= Task brief =
If a line below contains "this", count it; then state how many such lines there are, and nothing else.

= Supplied data =
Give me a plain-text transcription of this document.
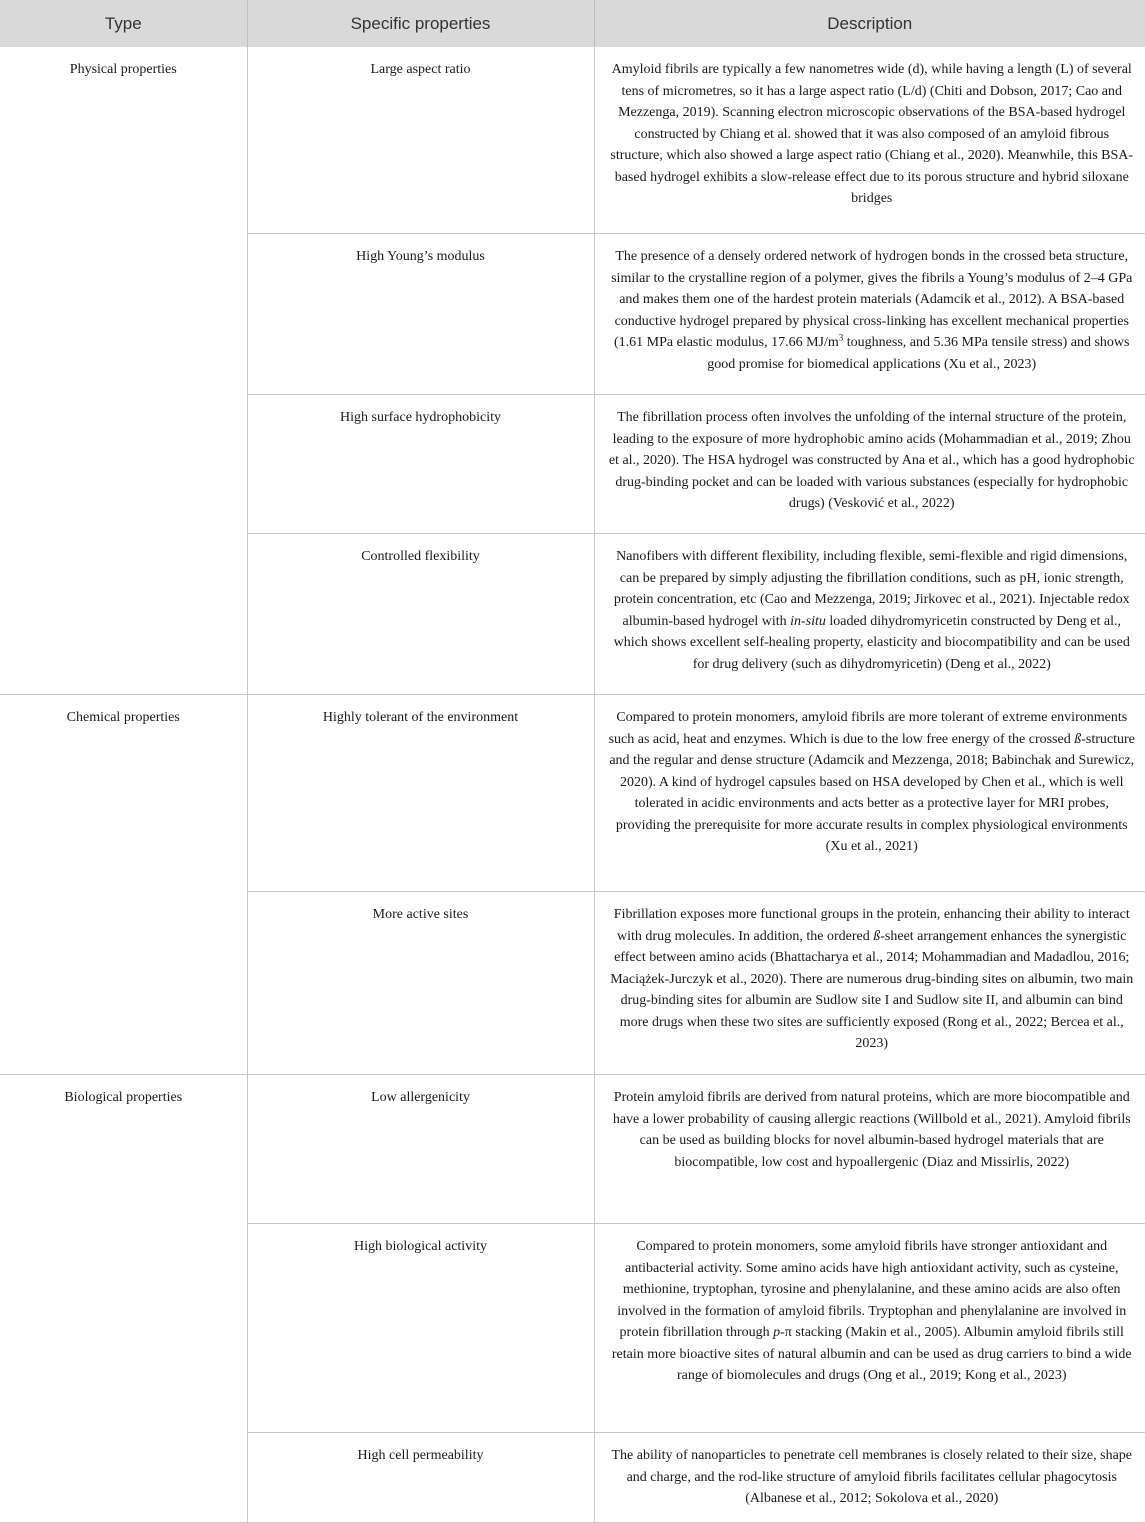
Type	Specific properties	Description
Physical properties	Large aspect ratio	Amyloid fibrils are typically a few nanometres wide (d), while having a length (L) of several tens of micrometres, so it has a large aspect ratio (L/d) (Chiti and Dobson, 2017; Cao and Mezzenga, 2019). Scanning electron microscopic observations of the BSA-based hydrogel constructed by Chiang et al. showed that it was also composed of an amyloid fibrous structure, which also showed a large aspect ratio (Chiang et al., 2020). Meanwhile, this BSA-based hydrogel exhibits a slow-release effect due to its porous structure and hybrid siloxane bridges
	High Young’s modulus	The presence of a densely ordered network of hydrogen bonds in the crossed beta structure, similar to the crystalline region of a polymer, gives the fibrils a Young’s modulus of 2–4 GPa and makes them one of the hardest protein materials (Adamcik et al., 2012). A BSA-based conductive hydrogel prepared by physical cross-linking has excellent mechanical properties (1.61 MPa elastic modulus, 17.66 $MJ/m^3$ toughness, and 5.36 MPa tensile stress) and shows good promise for biomedical applications (Xu et al., 2023)
	High surface hydrophobicity	The fibrillation process often involves the unfolding of the internal structure of the protein, leading to the exposure of more hydrophobic amino acids (Mohammadian et al., 2019; Zhou et al., 2020). The HSA hydrogel was constructed by Ana et al., which has a good hydrophobic drug-binding pocket and can be loaded with various substances (especially for hydrophobic drugs) (Vesković et al., 2022)
	Controlled flexibility	Nanofibers with different flexibility, including flexible, semi-flexible and rigid dimensions, can be prepared by simply adjusting the fibrillation conditions, such as pH, ionic strength, protein concentration, etc (Cao and Mezzenga, 2019; Jirkovec et al., 2021). Injectable redox albumin-based hydrogel with in-situ loaded dihydromyricetin constructed by Deng et al., which shows excellent self-healing property, elasticity and biocompatibility and can be used for drug delivery (such as dihydromyricetin) (Deng et al., 2022)
Chemical properties	Highly tolerant of the environment	Compared to protein monomers, amyloid fibrils are more tolerant of extreme environments such as acid, heat and enzymes. Which is due to the low free energy of the crossed ß-structure and the regular and dense structure (Adamcik and Mezzenga, 2018; Babinchak and Surewicz, 2020). A kind of hydrogel capsules based on HSA developed by Chen et al., which is well tolerated in acidic environments and acts better as a protective layer for MRI probes, providing the prerequisite for more accurate results in complex physiological environments (Xu et al., 2021)
	More active sites	Fibrillation exposes more functional groups in the protein, enhancing their ability to interact with drug molecules. In addition, the ordered ß-sheet arrangement enhances the synergistic effect between amino acids (Bhattacharya et al., 2014; Mohammadian and Madadlou, 2016; Maciążek-Jurczyk et al., 2020). There are numerous drug-binding sites on albumin, two main drug-binding sites for albumin are Sudlow site I and Sudlow site II, and albumin can bind more drugs when these two sites are sufficiently exposed (Rong et al., 2022; Bercea et al., 2023)
Biological properties	Low allergenicity	Protein amyloid fibrils are derived from natural proteins, which are more biocompatible and have a lower probability of causing allergic reactions (Willbold et al., 2021). Amyloid fibrils can be used as building blocks for novel albumin-based hydrogel materials that are biocompatible, low cost and hypoallergenic (Diaz and Missirlis, 2022)
	High biological activity	Compared to protein monomers, some amyloid fibrils have stronger antioxidant and antibacterial activity. Some amino acids have high antioxidant activity, such as cysteine, methionine, tryptophan, tyrosine and phenylalanine, and these amino acids are also often involved in the formation of amyloid fibrils. Tryptophan and phenylalanine are involved in protein fibrillation through p-π stacking (Makin et al., 2005). Albumin amyloid fibrils still retain more bioactive sites of natural albumin and can be used as drug carriers to bind a wide range of biomolecules and drugs (Ong et al., 2019; Kong et al., 2023)
	High cell permeability	The ability of nanoparticles to penetrate cell membranes is closely related to their size, shape and charge, and the rod-like structure of amyloid fibrils facilitates cellular phagocytosis (Albanese et al., 2012; Sokolova et al., 2020)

= Expected answer =
2